◆ BRIEF: List each line of the data that holds the string "Layer", please.

◆ Dataset excerpt:
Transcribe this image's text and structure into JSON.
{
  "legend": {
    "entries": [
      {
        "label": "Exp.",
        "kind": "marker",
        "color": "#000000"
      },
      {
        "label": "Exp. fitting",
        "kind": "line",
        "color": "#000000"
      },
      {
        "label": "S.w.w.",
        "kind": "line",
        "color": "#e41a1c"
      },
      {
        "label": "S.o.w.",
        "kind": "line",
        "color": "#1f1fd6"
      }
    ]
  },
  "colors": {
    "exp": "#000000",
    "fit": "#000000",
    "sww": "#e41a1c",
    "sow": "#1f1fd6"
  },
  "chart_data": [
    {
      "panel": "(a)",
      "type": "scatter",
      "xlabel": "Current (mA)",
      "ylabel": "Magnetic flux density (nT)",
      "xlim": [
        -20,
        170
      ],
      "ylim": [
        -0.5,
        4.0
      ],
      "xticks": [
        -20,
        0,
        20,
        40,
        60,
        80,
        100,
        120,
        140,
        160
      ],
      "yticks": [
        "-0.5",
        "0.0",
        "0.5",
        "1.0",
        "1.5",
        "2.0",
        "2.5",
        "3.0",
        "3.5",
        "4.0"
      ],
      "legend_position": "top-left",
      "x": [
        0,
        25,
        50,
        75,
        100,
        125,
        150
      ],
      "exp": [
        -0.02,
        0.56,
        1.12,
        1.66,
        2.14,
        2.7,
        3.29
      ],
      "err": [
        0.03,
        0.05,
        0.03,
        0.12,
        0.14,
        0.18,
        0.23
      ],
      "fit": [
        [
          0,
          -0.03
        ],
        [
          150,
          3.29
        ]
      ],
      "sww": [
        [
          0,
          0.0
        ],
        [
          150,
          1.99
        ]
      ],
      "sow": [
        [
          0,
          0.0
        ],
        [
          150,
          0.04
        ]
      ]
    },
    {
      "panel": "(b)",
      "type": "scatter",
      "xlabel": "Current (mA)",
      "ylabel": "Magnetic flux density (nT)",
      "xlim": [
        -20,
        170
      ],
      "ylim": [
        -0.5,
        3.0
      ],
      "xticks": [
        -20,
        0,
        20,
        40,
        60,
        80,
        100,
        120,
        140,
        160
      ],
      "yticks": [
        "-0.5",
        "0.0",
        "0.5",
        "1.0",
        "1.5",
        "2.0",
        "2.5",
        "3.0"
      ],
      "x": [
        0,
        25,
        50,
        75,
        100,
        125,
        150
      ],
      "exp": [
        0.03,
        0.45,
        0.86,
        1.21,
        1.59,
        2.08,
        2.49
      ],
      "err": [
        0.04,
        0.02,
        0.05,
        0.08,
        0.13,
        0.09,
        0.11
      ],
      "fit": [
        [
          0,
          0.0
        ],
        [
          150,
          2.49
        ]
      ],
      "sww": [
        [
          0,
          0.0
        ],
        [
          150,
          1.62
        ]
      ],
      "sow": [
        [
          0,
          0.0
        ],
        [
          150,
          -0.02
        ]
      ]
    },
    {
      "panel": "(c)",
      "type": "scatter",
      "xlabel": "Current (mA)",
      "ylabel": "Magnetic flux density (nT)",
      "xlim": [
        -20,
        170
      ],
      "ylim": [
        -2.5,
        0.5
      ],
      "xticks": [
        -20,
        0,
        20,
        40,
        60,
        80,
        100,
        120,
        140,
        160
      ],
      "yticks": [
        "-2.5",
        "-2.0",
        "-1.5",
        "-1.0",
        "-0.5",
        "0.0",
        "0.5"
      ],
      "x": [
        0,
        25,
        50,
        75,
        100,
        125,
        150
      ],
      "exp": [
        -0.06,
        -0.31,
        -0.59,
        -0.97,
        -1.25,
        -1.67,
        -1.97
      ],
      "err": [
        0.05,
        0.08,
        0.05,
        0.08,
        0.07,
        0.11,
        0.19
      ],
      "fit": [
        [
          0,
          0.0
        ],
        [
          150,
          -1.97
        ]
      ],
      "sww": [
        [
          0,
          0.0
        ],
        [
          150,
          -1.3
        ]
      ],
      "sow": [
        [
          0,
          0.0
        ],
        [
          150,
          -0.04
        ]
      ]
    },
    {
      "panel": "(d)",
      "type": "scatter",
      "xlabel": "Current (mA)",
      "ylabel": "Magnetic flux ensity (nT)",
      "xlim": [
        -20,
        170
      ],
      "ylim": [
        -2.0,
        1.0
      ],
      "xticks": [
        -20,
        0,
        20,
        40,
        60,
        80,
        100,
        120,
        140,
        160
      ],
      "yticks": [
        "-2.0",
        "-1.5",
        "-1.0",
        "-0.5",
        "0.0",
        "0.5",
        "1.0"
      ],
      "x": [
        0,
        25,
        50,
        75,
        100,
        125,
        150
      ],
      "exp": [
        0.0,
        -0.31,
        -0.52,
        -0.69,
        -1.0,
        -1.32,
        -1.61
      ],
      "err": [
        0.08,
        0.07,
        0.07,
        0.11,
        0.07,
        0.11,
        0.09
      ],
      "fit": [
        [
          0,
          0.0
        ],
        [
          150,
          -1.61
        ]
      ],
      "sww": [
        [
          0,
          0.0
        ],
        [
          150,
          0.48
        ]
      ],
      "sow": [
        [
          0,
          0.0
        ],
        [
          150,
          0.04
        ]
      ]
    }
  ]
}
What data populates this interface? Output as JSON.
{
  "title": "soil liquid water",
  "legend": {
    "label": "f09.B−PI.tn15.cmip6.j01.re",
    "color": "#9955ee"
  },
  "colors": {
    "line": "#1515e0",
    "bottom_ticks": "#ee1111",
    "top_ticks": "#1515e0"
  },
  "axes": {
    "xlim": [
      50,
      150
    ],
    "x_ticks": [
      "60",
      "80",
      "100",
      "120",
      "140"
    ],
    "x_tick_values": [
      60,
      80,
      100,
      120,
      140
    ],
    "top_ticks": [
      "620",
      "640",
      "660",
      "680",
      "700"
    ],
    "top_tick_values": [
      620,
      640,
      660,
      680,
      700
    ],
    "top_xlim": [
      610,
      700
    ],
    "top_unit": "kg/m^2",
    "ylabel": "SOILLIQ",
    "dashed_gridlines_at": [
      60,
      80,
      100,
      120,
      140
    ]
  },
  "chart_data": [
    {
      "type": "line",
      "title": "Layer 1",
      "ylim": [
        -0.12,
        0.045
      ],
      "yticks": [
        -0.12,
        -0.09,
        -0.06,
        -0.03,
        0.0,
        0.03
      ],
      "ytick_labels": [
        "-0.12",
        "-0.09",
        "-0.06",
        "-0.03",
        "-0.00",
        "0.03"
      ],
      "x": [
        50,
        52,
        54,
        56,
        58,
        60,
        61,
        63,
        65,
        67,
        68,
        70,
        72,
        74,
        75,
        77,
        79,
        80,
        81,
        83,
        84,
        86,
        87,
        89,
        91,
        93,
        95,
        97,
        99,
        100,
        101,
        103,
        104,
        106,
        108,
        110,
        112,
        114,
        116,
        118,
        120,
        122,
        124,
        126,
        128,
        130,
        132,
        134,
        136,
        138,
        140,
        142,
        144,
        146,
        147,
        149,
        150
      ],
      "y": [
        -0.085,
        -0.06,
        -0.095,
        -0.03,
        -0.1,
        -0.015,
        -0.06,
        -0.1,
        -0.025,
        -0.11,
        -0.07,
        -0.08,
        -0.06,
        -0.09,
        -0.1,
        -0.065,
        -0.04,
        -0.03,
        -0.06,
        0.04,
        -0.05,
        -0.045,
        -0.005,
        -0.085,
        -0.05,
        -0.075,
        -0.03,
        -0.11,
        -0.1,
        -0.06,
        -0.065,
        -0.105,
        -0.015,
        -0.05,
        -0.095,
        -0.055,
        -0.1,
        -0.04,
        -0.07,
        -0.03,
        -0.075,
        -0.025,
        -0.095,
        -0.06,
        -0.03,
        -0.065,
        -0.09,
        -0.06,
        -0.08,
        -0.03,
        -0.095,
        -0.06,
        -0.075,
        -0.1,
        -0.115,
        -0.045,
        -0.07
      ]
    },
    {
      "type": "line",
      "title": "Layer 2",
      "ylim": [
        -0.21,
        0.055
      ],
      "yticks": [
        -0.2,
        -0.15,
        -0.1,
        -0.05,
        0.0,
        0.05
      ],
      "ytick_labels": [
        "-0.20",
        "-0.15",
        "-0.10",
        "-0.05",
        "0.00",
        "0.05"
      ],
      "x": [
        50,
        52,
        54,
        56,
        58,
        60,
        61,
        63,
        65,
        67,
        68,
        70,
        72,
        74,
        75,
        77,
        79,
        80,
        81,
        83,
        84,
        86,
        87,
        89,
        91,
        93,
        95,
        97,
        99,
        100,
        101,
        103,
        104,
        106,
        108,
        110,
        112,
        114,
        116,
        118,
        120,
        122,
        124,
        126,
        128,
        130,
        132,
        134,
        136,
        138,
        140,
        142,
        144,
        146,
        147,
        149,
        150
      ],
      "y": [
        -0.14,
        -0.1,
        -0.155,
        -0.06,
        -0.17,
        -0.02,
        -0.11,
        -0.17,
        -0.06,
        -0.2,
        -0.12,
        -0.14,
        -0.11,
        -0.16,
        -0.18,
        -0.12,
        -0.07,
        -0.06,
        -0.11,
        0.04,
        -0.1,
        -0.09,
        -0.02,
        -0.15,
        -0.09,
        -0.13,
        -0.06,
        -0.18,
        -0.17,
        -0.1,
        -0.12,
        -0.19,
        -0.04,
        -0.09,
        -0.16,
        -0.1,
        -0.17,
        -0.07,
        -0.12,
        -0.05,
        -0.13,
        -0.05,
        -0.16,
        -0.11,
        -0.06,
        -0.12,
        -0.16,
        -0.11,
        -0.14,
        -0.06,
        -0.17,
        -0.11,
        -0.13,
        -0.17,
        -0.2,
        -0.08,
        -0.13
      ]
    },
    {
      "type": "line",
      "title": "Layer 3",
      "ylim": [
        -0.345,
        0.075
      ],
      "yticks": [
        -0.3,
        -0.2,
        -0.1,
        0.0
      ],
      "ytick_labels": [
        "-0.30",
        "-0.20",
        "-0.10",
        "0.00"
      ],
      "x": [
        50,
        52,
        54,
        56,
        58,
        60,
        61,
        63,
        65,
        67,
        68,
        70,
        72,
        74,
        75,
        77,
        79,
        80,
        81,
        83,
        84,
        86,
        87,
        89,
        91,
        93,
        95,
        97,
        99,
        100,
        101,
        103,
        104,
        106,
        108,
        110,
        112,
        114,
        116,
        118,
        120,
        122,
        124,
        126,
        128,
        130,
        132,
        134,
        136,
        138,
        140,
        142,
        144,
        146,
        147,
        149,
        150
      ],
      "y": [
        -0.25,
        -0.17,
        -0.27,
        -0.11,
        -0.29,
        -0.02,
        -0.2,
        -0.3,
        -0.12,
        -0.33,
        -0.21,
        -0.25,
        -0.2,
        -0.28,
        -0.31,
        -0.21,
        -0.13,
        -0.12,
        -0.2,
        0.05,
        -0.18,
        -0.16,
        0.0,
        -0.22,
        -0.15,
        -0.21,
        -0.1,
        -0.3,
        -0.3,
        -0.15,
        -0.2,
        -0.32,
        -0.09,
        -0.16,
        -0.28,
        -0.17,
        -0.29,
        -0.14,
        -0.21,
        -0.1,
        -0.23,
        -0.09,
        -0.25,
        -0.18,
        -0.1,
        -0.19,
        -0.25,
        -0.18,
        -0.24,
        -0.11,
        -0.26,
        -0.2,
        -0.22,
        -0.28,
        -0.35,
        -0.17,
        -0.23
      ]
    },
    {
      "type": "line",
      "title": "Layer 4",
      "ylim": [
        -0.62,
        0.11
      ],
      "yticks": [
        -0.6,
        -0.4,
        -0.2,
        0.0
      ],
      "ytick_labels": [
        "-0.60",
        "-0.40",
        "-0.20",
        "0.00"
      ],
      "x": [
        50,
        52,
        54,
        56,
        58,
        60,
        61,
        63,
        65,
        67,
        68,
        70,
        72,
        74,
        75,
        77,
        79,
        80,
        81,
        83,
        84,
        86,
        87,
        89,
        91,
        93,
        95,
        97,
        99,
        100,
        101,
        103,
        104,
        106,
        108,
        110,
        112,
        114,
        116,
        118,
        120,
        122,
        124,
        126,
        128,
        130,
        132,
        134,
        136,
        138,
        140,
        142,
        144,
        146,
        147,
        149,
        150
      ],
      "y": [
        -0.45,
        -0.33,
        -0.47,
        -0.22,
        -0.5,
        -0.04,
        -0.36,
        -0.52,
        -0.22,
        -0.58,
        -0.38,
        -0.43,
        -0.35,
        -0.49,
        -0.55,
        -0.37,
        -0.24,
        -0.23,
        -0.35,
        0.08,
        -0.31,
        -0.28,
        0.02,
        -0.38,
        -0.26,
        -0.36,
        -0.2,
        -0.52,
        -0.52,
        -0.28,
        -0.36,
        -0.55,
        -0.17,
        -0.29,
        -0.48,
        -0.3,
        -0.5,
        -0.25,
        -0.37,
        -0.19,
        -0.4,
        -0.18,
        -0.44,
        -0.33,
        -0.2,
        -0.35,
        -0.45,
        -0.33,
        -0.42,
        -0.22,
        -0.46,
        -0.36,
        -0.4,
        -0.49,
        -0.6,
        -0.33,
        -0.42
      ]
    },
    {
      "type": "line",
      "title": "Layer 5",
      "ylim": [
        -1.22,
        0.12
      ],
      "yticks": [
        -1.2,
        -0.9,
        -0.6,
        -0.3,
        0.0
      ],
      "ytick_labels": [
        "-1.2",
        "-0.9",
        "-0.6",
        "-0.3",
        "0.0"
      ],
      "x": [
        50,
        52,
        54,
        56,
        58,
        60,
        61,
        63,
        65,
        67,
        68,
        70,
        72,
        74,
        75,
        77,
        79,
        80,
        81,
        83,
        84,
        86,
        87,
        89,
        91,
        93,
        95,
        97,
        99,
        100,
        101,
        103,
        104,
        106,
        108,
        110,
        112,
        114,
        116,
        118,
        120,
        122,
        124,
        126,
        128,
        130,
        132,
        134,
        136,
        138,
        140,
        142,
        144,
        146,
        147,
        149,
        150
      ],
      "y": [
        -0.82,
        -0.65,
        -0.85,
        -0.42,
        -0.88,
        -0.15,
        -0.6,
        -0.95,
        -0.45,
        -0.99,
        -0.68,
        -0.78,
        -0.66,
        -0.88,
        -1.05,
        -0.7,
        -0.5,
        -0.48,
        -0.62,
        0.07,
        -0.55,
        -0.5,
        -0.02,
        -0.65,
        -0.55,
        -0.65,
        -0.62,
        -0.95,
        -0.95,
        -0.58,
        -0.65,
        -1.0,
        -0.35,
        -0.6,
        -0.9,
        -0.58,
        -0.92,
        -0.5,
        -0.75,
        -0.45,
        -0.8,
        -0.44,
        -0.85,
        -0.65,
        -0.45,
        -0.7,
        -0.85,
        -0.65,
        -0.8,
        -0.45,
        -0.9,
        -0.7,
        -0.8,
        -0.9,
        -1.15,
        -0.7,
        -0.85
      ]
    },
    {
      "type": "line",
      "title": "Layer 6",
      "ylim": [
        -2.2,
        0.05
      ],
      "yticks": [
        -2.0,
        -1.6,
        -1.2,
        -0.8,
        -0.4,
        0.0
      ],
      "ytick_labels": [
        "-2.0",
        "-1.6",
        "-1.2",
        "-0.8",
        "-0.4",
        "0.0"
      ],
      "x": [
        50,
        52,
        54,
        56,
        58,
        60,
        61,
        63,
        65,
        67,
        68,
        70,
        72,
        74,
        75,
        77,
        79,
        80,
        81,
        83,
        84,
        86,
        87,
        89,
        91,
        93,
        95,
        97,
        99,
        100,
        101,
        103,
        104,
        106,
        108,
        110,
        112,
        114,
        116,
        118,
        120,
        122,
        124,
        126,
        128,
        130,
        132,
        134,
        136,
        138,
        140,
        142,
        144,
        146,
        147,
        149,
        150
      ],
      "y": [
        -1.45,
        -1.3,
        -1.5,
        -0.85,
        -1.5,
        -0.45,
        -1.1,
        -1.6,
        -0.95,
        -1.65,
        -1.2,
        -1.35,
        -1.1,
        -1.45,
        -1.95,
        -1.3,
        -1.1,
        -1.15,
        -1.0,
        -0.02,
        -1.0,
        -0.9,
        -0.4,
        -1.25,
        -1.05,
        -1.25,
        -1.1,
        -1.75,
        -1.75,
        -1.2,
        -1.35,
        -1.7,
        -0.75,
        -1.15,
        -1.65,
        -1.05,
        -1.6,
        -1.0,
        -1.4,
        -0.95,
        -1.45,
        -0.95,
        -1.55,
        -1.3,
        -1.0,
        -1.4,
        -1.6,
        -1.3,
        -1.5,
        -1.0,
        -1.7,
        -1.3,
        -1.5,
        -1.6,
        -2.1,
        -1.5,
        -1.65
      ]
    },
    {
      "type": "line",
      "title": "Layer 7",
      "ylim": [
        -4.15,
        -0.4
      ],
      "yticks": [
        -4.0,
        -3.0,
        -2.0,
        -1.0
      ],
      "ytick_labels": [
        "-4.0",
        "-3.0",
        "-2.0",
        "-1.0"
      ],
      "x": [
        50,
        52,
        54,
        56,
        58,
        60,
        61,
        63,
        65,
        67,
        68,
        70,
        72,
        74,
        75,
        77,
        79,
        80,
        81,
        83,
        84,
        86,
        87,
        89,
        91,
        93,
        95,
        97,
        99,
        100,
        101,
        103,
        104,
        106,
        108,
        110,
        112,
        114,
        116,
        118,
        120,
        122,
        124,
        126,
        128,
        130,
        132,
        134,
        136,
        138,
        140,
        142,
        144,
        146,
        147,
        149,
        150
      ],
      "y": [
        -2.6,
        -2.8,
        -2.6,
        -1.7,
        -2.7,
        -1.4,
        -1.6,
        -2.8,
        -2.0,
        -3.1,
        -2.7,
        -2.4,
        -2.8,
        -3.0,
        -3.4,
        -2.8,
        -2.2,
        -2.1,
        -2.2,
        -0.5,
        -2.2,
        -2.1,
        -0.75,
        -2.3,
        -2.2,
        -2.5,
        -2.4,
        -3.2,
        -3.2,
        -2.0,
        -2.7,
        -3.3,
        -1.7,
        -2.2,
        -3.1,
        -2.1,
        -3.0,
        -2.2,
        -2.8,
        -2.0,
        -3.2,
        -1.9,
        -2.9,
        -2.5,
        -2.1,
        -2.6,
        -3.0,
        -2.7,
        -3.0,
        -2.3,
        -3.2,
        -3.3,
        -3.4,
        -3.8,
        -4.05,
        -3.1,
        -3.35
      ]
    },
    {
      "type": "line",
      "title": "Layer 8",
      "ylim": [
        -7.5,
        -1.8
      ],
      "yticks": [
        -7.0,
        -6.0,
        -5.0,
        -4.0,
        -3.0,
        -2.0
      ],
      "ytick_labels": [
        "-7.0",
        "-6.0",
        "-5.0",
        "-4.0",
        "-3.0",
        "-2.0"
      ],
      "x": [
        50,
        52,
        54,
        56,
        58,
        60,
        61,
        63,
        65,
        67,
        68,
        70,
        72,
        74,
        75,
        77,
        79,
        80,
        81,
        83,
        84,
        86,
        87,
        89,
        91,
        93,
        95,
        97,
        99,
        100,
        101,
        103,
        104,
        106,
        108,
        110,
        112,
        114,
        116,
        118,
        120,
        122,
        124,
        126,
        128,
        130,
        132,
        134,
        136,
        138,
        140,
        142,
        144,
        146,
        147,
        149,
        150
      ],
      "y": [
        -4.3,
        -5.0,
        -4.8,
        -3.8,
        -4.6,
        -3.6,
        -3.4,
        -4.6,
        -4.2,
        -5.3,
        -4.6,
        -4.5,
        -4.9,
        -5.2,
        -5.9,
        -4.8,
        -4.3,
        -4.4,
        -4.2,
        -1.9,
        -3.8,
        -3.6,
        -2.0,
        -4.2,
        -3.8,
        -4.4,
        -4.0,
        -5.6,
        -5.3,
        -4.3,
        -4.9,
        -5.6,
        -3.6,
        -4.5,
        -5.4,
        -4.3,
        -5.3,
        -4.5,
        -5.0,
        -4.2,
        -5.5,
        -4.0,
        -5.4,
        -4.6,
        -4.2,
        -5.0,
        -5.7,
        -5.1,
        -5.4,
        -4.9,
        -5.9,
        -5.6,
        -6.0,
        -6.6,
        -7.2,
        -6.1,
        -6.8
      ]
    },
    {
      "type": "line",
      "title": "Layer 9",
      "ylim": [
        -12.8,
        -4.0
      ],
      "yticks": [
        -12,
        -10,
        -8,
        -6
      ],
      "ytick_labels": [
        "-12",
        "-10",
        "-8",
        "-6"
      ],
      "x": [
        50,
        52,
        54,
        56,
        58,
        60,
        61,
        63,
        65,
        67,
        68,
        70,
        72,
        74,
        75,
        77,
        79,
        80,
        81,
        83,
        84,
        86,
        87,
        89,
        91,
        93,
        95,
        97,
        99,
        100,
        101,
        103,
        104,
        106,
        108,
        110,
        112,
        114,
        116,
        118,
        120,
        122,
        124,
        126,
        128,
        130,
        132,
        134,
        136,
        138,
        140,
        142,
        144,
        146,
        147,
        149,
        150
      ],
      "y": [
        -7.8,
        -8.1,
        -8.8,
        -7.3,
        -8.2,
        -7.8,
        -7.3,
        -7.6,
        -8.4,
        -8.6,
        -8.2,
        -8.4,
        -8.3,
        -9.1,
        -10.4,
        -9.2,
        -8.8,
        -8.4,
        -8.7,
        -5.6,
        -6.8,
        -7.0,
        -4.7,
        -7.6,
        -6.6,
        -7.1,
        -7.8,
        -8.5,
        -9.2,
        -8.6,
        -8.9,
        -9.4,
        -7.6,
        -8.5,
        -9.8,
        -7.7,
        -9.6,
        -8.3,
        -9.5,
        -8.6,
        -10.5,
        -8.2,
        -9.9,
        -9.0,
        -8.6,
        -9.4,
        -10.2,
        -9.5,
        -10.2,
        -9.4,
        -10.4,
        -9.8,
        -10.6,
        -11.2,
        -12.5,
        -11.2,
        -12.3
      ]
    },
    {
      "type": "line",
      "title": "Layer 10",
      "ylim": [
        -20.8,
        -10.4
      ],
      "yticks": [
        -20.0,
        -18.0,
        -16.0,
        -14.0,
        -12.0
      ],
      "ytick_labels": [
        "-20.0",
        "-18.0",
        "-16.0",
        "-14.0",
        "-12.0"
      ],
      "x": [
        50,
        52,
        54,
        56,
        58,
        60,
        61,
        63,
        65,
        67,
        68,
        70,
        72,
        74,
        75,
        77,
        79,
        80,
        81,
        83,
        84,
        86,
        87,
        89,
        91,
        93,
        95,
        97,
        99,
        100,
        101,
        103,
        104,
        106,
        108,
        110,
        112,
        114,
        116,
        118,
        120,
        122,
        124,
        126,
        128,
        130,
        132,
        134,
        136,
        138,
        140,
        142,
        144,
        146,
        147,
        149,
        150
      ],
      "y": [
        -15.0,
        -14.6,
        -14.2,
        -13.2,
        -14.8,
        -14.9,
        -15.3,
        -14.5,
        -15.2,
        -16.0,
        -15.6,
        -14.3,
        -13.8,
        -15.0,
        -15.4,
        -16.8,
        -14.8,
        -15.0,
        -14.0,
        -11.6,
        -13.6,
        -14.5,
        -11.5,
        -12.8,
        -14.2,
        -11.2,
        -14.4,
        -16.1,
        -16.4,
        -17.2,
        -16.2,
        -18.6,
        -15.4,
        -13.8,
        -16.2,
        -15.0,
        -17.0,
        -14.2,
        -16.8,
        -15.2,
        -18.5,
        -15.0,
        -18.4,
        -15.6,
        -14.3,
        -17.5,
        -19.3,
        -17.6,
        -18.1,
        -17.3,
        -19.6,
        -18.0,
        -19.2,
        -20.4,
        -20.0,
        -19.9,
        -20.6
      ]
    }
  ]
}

◆ THE COMPLETED TASK:
      "title": "Layer 1",
      "title": "Layer 2",
      "title": "Layer 3",
      "title": "Layer 4",
      "title": "Layer 5",
      "title": "Layer 6",
      "title": "Layer 7",
      "title": "Layer 8",
      "title": "Layer 9",
      "title": "Layer 10",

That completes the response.